◆ Aim: Can you reproduce these records with "sidebar-item" swapped for "nav-item" everywhere it occurs and everything else unchanged? Leave the pictures out of your answer.
· · · · · · ·
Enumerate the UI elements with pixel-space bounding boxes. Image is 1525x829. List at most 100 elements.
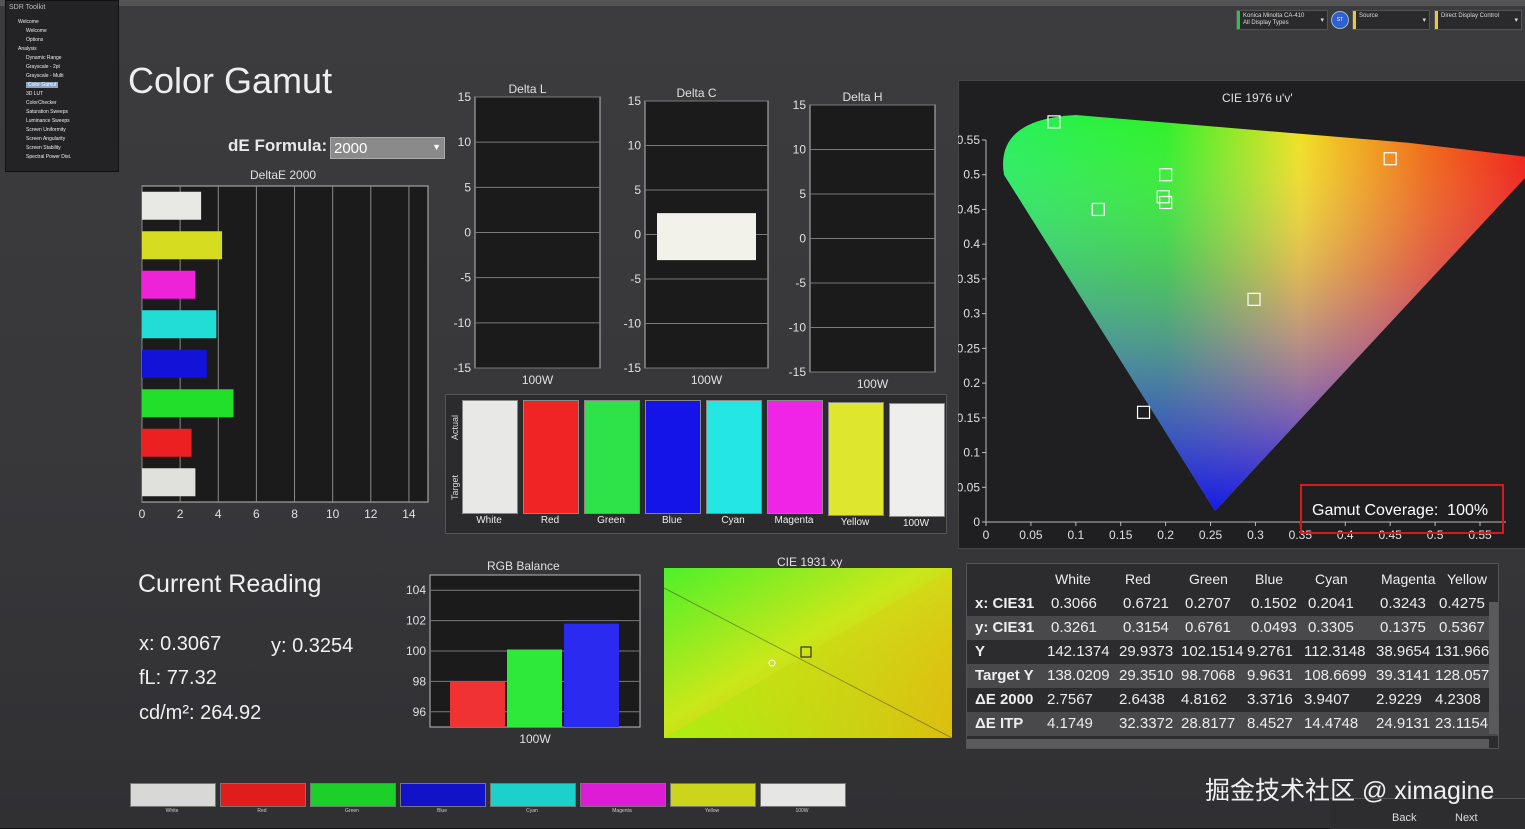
deltae-x-tick: 2 <box>177 507 184 521</box>
window-top-bar <box>0 0 1525 6</box>
patch-button-yellow[interactable] <box>670 783 756 807</box>
table-cell: 29.3510 <box>1119 667 1174 684</box>
table-header: Red <box>1125 571 1151 587</box>
rgb-y-tick: 102 <box>406 614 426 628</box>
cie1976-y-tick: 0.05 <box>958 480 980 494</box>
patch-button-red[interactable] <box>220 783 306 807</box>
table-cell: 3.3716 <box>1247 691 1293 708</box>
patch-button-blue[interactable] <box>400 783 486 807</box>
patch-label: Yellow <box>704 808 720 814</box>
cie1931-title: CIE 1931 xy <box>777 555 843 569</box>
display-control-select[interactable]: Direct Display Control ▾ <box>1434 10 1522 30</box>
table-cell: 32.3372 <box>1119 715 1174 732</box>
swatch-red[interactable] <box>523 400 579 514</box>
sidebar-item[interactable]: Saturation Sweeps <box>26 109 68 115</box>
rgb-y-tick: 98 <box>413 674 427 688</box>
cie1976-y-tick: 0.45 <box>958 202 980 216</box>
swatch-actual-label: Actual <box>450 414 460 440</box>
de-formula-label: dE Formula: <box>228 136 328 155</box>
sidebar-item[interactable]: Screen Angularity <box>26 136 65 142</box>
sidebar-item[interactable]: Grayscale - 2pt <box>26 64 60 70</box>
table-cell: 131.966 <box>1435 643 1490 660</box>
cie1976-y-tick: 0.4 <box>963 237 980 251</box>
cie1976-y-tick: 0 <box>973 515 980 529</box>
delta-y-tick: 15 <box>458 90 472 104</box>
table-horizontal-scrollbar[interactable] <box>967 739 1489 748</box>
table-row: ΔE ITP 4.1749 32.3372 28.8177 8.4527 14.4748 2… <box>967 712 1498 736</box>
sidebar-item[interactable]: ColorChecker <box>26 100 57 106</box>
app-name: SDR Toolkit <box>9 4 46 11</box>
patch-button-100w[interactable] <box>760 783 846 807</box>
sidebar-item[interactable]: Welcome <box>18 19 39 25</box>
status-circle-button[interactable]: ST <box>1331 11 1349 29</box>
table-cell: 142.1374 <box>1047 643 1110 660</box>
swatch-white[interactable] <box>462 400 518 514</box>
cie1976-y-tick: 0.2 <box>963 376 980 390</box>
sidebar-item[interactable]: Grayscale - Multi <box>26 73 64 79</box>
sidebar-item[interactable]: Color Gamut <box>26 82 59 88</box>
delta-y-tick: 5 <box>799 187 806 201</box>
deltae-bar <box>142 389 234 418</box>
sidebar-item[interactable]: 3D LUT <box>26 91 43 97</box>
next-button[interactable]: Next <box>1455 812 1478 824</box>
swatch-magenta[interactable] <box>767 400 823 514</box>
table-vertical-scrollbar[interactable] <box>1489 602 1498 734</box>
sidebar-item[interactable]: Luminance Sweeps <box>26 118 70 124</box>
swatch-yellow[interactable] <box>828 402 884 516</box>
sidebar-item[interactable]: Welcome <box>26 28 47 34</box>
patch-button-cyan[interactable] <box>490 783 576 807</box>
meter-select[interactable]: Konica Minolta CA-410 All Display Types ▾ <box>1236 10 1328 30</box>
table-header: Blue <box>1255 571 1284 587</box>
table-row: y: CIE31 0.3261 0.3154 0.6761 0.0493 0.3305 0.… <box>967 616 1498 640</box>
source-select[interactable]: Source ▾ <box>1352 10 1430 30</box>
table-cell: 14.4748 <box>1304 715 1359 732</box>
rgb-y-tick: 104 <box>406 583 426 597</box>
delta-y-tick: 0 <box>634 228 641 242</box>
delta-y-tick: -5 <box>795 276 806 290</box>
delta-x-label: 100W <box>857 377 889 391</box>
cie1976-x-tick: 0.05 <box>1019 528 1043 542</box>
reading-fl: fL: 77.32 <box>139 667 217 689</box>
table-cell: 0.1502 <box>1251 595 1297 612</box>
delta-y-tick: -10 <box>454 316 472 330</box>
sidebar-item[interactable]: Spectral Power Dist. <box>26 154 71 160</box>
cie1976-x-tick: 0.15 <box>1109 528 1133 542</box>
table-cell: 2.6438 <box>1119 691 1165 708</box>
delta-y-tick: 10 <box>458 135 472 149</box>
delta-y-tick: -10 <box>789 321 807 335</box>
cie1976-chart: 0.55 0.5 0.45 0.4 0.35 0.3 0.25 0.2 0.15 0.1 0.05 0… <box>958 114 1525 542</box>
cie1976-y-tick: 0.5 <box>963 168 980 182</box>
table-row: Target Y 138.0209 29.3510 98.7068 9.9631 108.… <box>967 664 1498 688</box>
cie1976-y-tick: 0.35 <box>958 272 980 286</box>
swatch-cyan[interactable] <box>706 400 762 514</box>
chevron-down-icon: ▾ <box>1514 17 1518 24</box>
sidebar-item[interactable]: Options <box>26 37 43 43</box>
measurement-table: White Red Green Blue Cyan Magenta Yellow x: CI… <box>966 563 1499 749</box>
table-cell: 38.9654 <box>1376 643 1431 660</box>
reading-cdm2-value: 264.92 <box>200 702 262 724</box>
patch-button-white[interactable] <box>130 783 216 807</box>
table-header: Magenta <box>1381 571 1436 587</box>
swatch-blue[interactable] <box>645 400 701 514</box>
table-cell: 9.2761 <box>1247 643 1293 660</box>
cie1976-target-marker <box>1136 405 1151 419</box>
back-button[interactable]: Back <box>1392 812 1416 824</box>
delta-c-bar <box>657 213 756 261</box>
table-cell: 0.6761 <box>1185 619 1231 636</box>
swatch-green[interactable] <box>584 400 640 514</box>
table-row: x: CIE31 0.3066 0.6721 0.2707 0.1502 0.2041 0.… <box>967 592 1498 616</box>
swatch-100w[interactable] <box>889 403 945 517</box>
swatch-label: Yellow <box>840 517 870 528</box>
delta-y-tick: -15 <box>789 365 807 379</box>
patch-button-green[interactable] <box>310 783 396 807</box>
sidebar-item[interactable]: Analysis <box>18 46 37 52</box>
patch-button-magenta[interactable] <box>580 783 666 807</box>
delta-y-tick: 0 <box>799 232 806 246</box>
sidebar-item[interactable]: Screen Uniformity <box>26 127 66 133</box>
sidebar-item[interactable]: Screen Stability <box>26 145 61 151</box>
sidebar-item[interactable]: Dynamic Range <box>26 55 62 61</box>
swatch-label: 100W <box>902 518 930 529</box>
delta-y-tick: -10 <box>624 317 642 331</box>
table-cell: 24.9131 <box>1376 715 1431 732</box>
de-formula-select[interactable]: 2000 ▼ <box>330 137 445 159</box>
· · · · · · ·
◆ Reply to the exercise:
Enumerate the UI elements with pixel-space bounding boxes. Image is 1525x829. List at most 100 elements.
deltae-x-tick: 2 <box>177 507 184 521</box>
window-top-bar <box>0 0 1525 6</box>
patch-button-yellow[interactable] <box>670 783 756 807</box>
table-cell: 29.3510 <box>1119 667 1174 684</box>
table-header: Red <box>1125 571 1151 587</box>
rgb-y-tick: 102 <box>406 614 426 628</box>
cie1976-y-tick: 0.05 <box>958 480 980 494</box>
patch-button-red[interactable] <box>220 783 306 807</box>
table-cell: 3.3716 <box>1247 691 1293 708</box>
patch-button-blue[interactable] <box>400 783 486 807</box>
patch-label: Yellow <box>704 808 720 814</box>
cie1931-title: CIE 1931 xy <box>777 555 843 569</box>
display-control-select[interactable]: Direct Display Control ▾ <box>1434 10 1522 30</box>
table-cell: 32.3372 <box>1119 715 1174 732</box>
swatch-red[interactable] <box>523 400 579 514</box>
nav-item[interactable]: Saturation Sweeps <box>26 109 68 115</box>
rgb-y-tick: 98 <box>413 674 427 688</box>
cie1976-y-tick: 0.45 <box>958 202 980 216</box>
swatch-actual-label: Actual <box>450 414 460 440</box>
de-formula-label: dE Formula: <box>228 136 328 155</box>
nav-item[interactable]: Screen Angularity <box>26 136 65 142</box>
nav-item[interactable]: Grayscale - 2pt <box>26 64 60 70</box>
table-cell: 131.966 <box>1435 643 1490 660</box>
cie1976-y-tick: 0.4 <box>963 237 980 251</box>
cie1976-y-tick: 0 <box>973 515 980 529</box>
delta-y-tick: 15 <box>458 90 472 104</box>
table-horizontal-scrollbar[interactable] <box>967 739 1489 748</box>
table-row: ΔE ITP 4.1749 32.3372 28.8177 8.4527 14.4748 2… <box>967 712 1498 736</box>
nav-item[interactable]: ColorChecker <box>26 100 57 106</box>
app-name: SDR Toolkit <box>9 4 46 11</box>
patch-button-100w[interactable] <box>760 783 846 807</box>
nav-item[interactable]: Welcome <box>18 19 39 25</box>
status-circle-button[interactable]: ST <box>1331 11 1349 29</box>
table-cell: 142.1374 <box>1047 643 1110 660</box>
swatch-white[interactable] <box>462 400 518 514</box>
cie1976-y-tick: 0.2 <box>963 376 980 390</box>
nav-item[interactable]: Grayscale - Multi <box>26 73 64 79</box>
nav-item[interactable]: Color Gamut <box>26 82 59 88</box>
delta-y-tick: 5 <box>799 187 806 201</box>
deltae-bar <box>142 389 234 418</box>
nav-item[interactable]: 3D LUT <box>26 91 43 97</box>
next-button[interactable]: Next <box>1455 812 1478 824</box>
swatch-magenta[interactable] <box>767 400 823 514</box>
table-vertical-scrollbar[interactable] <box>1489 602 1498 734</box>
nav-item[interactable]: Luminance Sweeps <box>26 118 70 124</box>
swatch-yellow[interactable] <box>828 402 884 516</box>
nav-item[interactable]: Welcome <box>26 28 47 34</box>
patch-button-cyan[interactable] <box>490 783 576 807</box>
meter-select[interactable]: Konica Minolta CA-410 All Display Types ▾ <box>1236 10 1328 30</box>
table-header: Blue <box>1255 571 1284 587</box>
table-row: y: CIE31 0.3261 0.3154 0.6761 0.0493 0.3305 0.… <box>967 616 1498 640</box>
source-select[interactable]: Source ▾ <box>1352 10 1430 30</box>
table-cell: 14.4748 <box>1304 715 1359 732</box>
rgb-y-tick: 104 <box>406 583 426 597</box>
delta-y-tick: 0 <box>634 228 641 242</box>
delta-y-tick: -5 <box>795 276 806 290</box>
delta-x-label: 100W <box>857 377 889 391</box>
cie1976-x-tick: 0.05 <box>1019 528 1043 542</box>
reading-fl: fL: 77.32 <box>139 667 217 689</box>
table-cell: 0.1502 <box>1251 595 1297 612</box>
delta-y-tick: -10 <box>454 316 472 330</box>
nav-item[interactable]: Spectral Power Dist. <box>26 154 71 160</box>
cie1976-x-tick: 0.15 <box>1109 528 1133 542</box>
table-cell: 2.6438 <box>1119 691 1165 708</box>
delta-y-tick: 10 <box>458 135 472 149</box>
delta-y-tick: -10 <box>789 321 807 335</box>
cie1976-chart: 0.55 0.5 0.45 0.4 0.35 0.3 0.25 0.2 0.15 0.1 0.05 0… <box>958 114 1525 542</box>
cie1976-y-tick: 0.5 <box>963 168 980 182</box>
table-row: Target Y 138.0209 29.3510 98.7068 9.9631 108.… <box>967 664 1498 688</box>
cie1976-y-tick: 0.35 <box>958 272 980 286</box>
swatch-cyan[interactable] <box>706 400 762 514</box>
chevron-down-icon: ▾ <box>1514 17 1518 24</box>
nav-item[interactable]: Options <box>26 37 43 43</box>
measurement-table: White Red Green Blue Cyan Magenta Yellow x: CI… <box>966 563 1499 749</box>
table-cell: 38.9654 <box>1376 643 1431 660</box>
reading-cdm2-value: 264.92 <box>200 702 262 724</box>
patch-button-white[interactable] <box>130 783 216 807</box>
table-header: Magenta <box>1381 571 1436 587</box>
swatch-blue[interactable] <box>645 400 701 514</box>
table-cell: 9.2761 <box>1247 643 1293 660</box>
cie1976-target-marker <box>1136 405 1151 419</box>
back-button[interactable]: Back <box>1392 812 1416 824</box>
delta-c-bar <box>657 213 756 261</box>
table-cell: 0.6761 <box>1185 619 1231 636</box>
swatch-green[interactable] <box>584 400 640 514</box>
table-row: x: CIE31 0.3066 0.6721 0.2707 0.1502 0.2041 0.… <box>967 592 1498 616</box>
swatch-100w[interactable] <box>889 403 945 517</box>
swatch-label: Yellow <box>840 517 870 528</box>
delta-y-tick: -15 <box>789 365 807 379</box>
patch-button-green[interactable] <box>310 783 396 807</box>
nav-item[interactable]: Analysis <box>18 46 37 52</box>
patch-button-magenta[interactable] <box>580 783 666 807</box>
delta-y-tick: 0 <box>799 232 806 246</box>
nav-item[interactable]: Screen Uniformity <box>26 127 66 133</box>
nav-item[interactable]: Screen Stability <box>26 145 61 151</box>
nav-item[interactable]: Dynamic Range <box>26 55 62 61</box>
swatch-label: 100W <box>902 518 930 529</box>
delta-y-tick: -10 <box>624 317 642 331</box>
table-cell: 24.9131 <box>1376 715 1431 732</box>
de-formula-select[interactable]: 2000 ▼ <box>330 137 445 159</box>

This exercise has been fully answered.